> **Direction**
Images are excluded; otherwise, output every record exactly.

--- begin Supplied material ---

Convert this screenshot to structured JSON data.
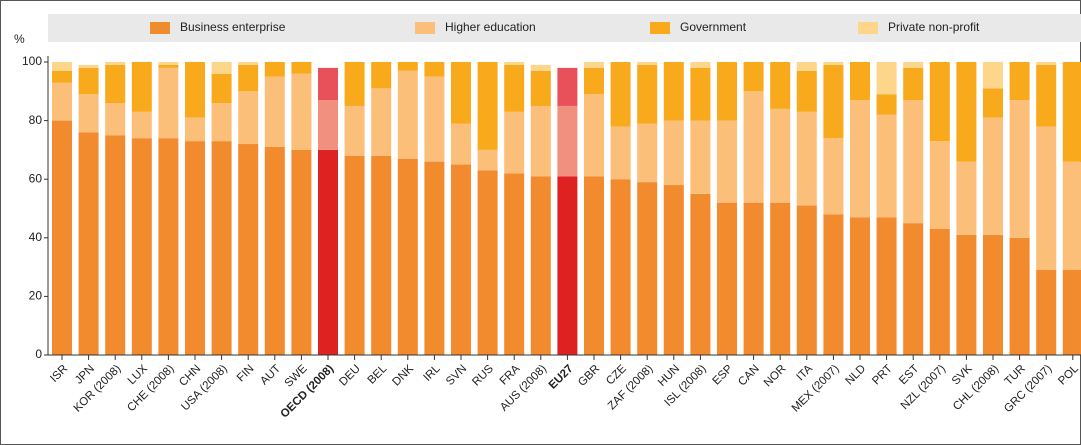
{
  "chart_data": {
    "type": "stacked_bar",
    "y_label": "%",
    "categories": [
      "ISR",
      "JPN",
      "KOR (2008)",
      "LUX",
      "CHE (2008)",
      "CHN",
      "USA (2008)",
      "FIN",
      "AUT",
      "SWE",
      "OECD (2008)",
      "DEU",
      "BEL",
      "DNK",
      "IRL",
      "SVN",
      "RUS",
      "FRA",
      "AUS (2008)",
      "EU27",
      "GBR",
      "CZE",
      "ZAF (2008)",
      "HUN",
      "ISL (2008)",
      "ESP",
      "CAN",
      "NOR",
      "ITA",
      "MEX (2007)",
      "NLD",
      "PRT",
      "EST",
      "NZL (2007)",
      "SVK",
      "CHL (2008)",
      "TUR",
      "GRC (2007)",
      "POL"
    ],
    "highlight_categories": [
      "OECD (2008)",
      "EU27"
    ],
    "series": [
      {
        "name": "Business enterprise",
        "color": "#f28a2e",
        "highlight_color": "#de2222",
        "values": [
          80,
          76,
          75,
          74,
          74,
          73,
          73,
          72,
          71,
          70,
          70,
          68,
          68,
          67,
          66,
          65,
          63,
          62,
          61,
          61,
          61,
          60,
          59,
          58,
          55,
          52,
          52,
          52,
          51,
          48,
          47,
          47,
          45,
          43,
          41,
          41,
          40,
          29,
          29
        ]
      },
      {
        "name": "Higher education",
        "color": "#fbbf7a",
        "highlight_color": "#f29080",
        "values": [
          13,
          13,
          11,
          9,
          24,
          8,
          13,
          18,
          24,
          26,
          17,
          17,
          23,
          30,
          29,
          14,
          7,
          21,
          24,
          24,
          28,
          18,
          20,
          22,
          25,
          28,
          38,
          32,
          32,
          26,
          40,
          35,
          42,
          30,
          25,
          40,
          47,
          49,
          37
        ]
      },
      {
        "name": "Government",
        "color": "#f9a91c",
        "highlight_color": "#e8505a",
        "values": [
          4,
          9,
          13,
          17,
          1,
          19,
          10,
          9,
          5,
          4,
          11,
          15,
          9,
          3,
          5,
          21,
          30,
          16,
          12,
          13,
          9,
          22,
          20,
          20,
          18,
          20,
          10,
          16,
          14,
          25,
          13,
          7,
          11,
          27,
          34,
          10,
          13,
          21,
          34
        ]
      },
      {
        "name": "Private non-profit",
        "color": "#fdd68c",
        "highlight_color": "#f6b0b0",
        "values": [
          3,
          1,
          1,
          0,
          1,
          0,
          4,
          1,
          0,
          0,
          0,
          0,
          0,
          0,
          0,
          0,
          0,
          1,
          2,
          0,
          2,
          0,
          1,
          0,
          2,
          0,
          0,
          0,
          3,
          1,
          0,
          11,
          2,
          0,
          0,
          9,
          0,
          1,
          0
        ]
      }
    ],
    "ylim": [
      0,
      100
    ],
    "yticks": [
      0,
      20,
      40,
      60,
      80,
      100
    ],
    "grid": false,
    "legend": "top"
  }
}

--- end Supplied material ---

> **Output of the exercise**
Convert this screenshot to structured JSON data.
{
  "chart_data": {
    "type": "stacked_bar",
    "y_label": "%",
    "categories": [
      "ISR",
      "JPN",
      "KOR (2008)",
      "LUX",
      "CHE (2008)",
      "CHN",
      "USA (2008)",
      "FIN",
      "AUT",
      "SWE",
      "OECD (2008)",
      "DEU",
      "BEL",
      "DNK",
      "IRL",
      "SVN",
      "RUS",
      "FRA",
      "AUS (2008)",
      "EU27",
      "GBR",
      "CZE",
      "ZAF (2008)",
      "HUN",
      "ISL (2008)",
      "ESP",
      "CAN",
      "NOR",
      "ITA",
      "MEX (2007)",
      "NLD",
      "PRT",
      "EST",
      "NZL (2007)",
      "SVK",
      "CHL (2008)",
      "TUR",
      "GRC (2007)",
      "POL"
    ],
    "highlight_categories": [
      "OECD (2008)",
      "EU27"
    ],
    "series": [
      {
        "name": "Business enterprise",
        "color": "#f28a2e",
        "highlight_color": "#de2222",
        "values": [
          80,
          76,
          75,
          74,
          74,
          73,
          73,
          72,
          71,
          70,
          70,
          68,
          68,
          67,
          66,
          65,
          63,
          62,
          61,
          61,
          61,
          60,
          59,
          58,
          55,
          52,
          52,
          52,
          51,
          48,
          47,
          47,
          45,
          43,
          41,
          41,
          40,
          29,
          29
        ]
      },
      {
        "name": "Higher education",
        "color": "#fbbf7a",
        "highlight_color": "#f29080",
        "values": [
          13,
          13,
          11,
          9,
          24,
          8,
          13,
          18,
          24,
          26,
          17,
          17,
          23,
          30,
          29,
          14,
          7,
          21,
          24,
          24,
          28,
          18,
          20,
          22,
          25,
          28,
          38,
          32,
          32,
          26,
          40,
          35,
          42,
          30,
          25,
          40,
          47,
          49,
          37
        ]
      },
      {
        "name": "Government",
        "color": "#f9a91c",
        "highlight_color": "#e8505a",
        "values": [
          4,
          9,
          13,
          17,
          1,
          19,
          10,
          9,
          5,
          4,
          11,
          15,
          9,
          3,
          5,
          21,
          30,
          16,
          12,
          13,
          9,
          22,
          20,
          20,
          18,
          20,
          10,
          16,
          14,
          25,
          13,
          7,
          11,
          27,
          34,
          10,
          13,
          21,
          34
        ]
      },
      {
        "name": "Private non-profit",
        "color": "#fdd68c",
        "highlight_color": "#f6b0b0",
        "values": [
          3,
          1,
          1,
          0,
          1,
          0,
          4,
          1,
          0,
          0,
          0,
          0,
          0,
          0,
          0,
          0,
          0,
          1,
          2,
          0,
          2,
          0,
          1,
          0,
          2,
          0,
          0,
          0,
          3,
          1,
          0,
          11,
          2,
          0,
          0,
          9,
          0,
          1,
          0
        ]
      }
    ],
    "ylim": [
      0,
      100
    ],
    "yticks": [
      0,
      20,
      40,
      60,
      80,
      100
    ],
    "grid": false,
    "legend": "top"
  }
}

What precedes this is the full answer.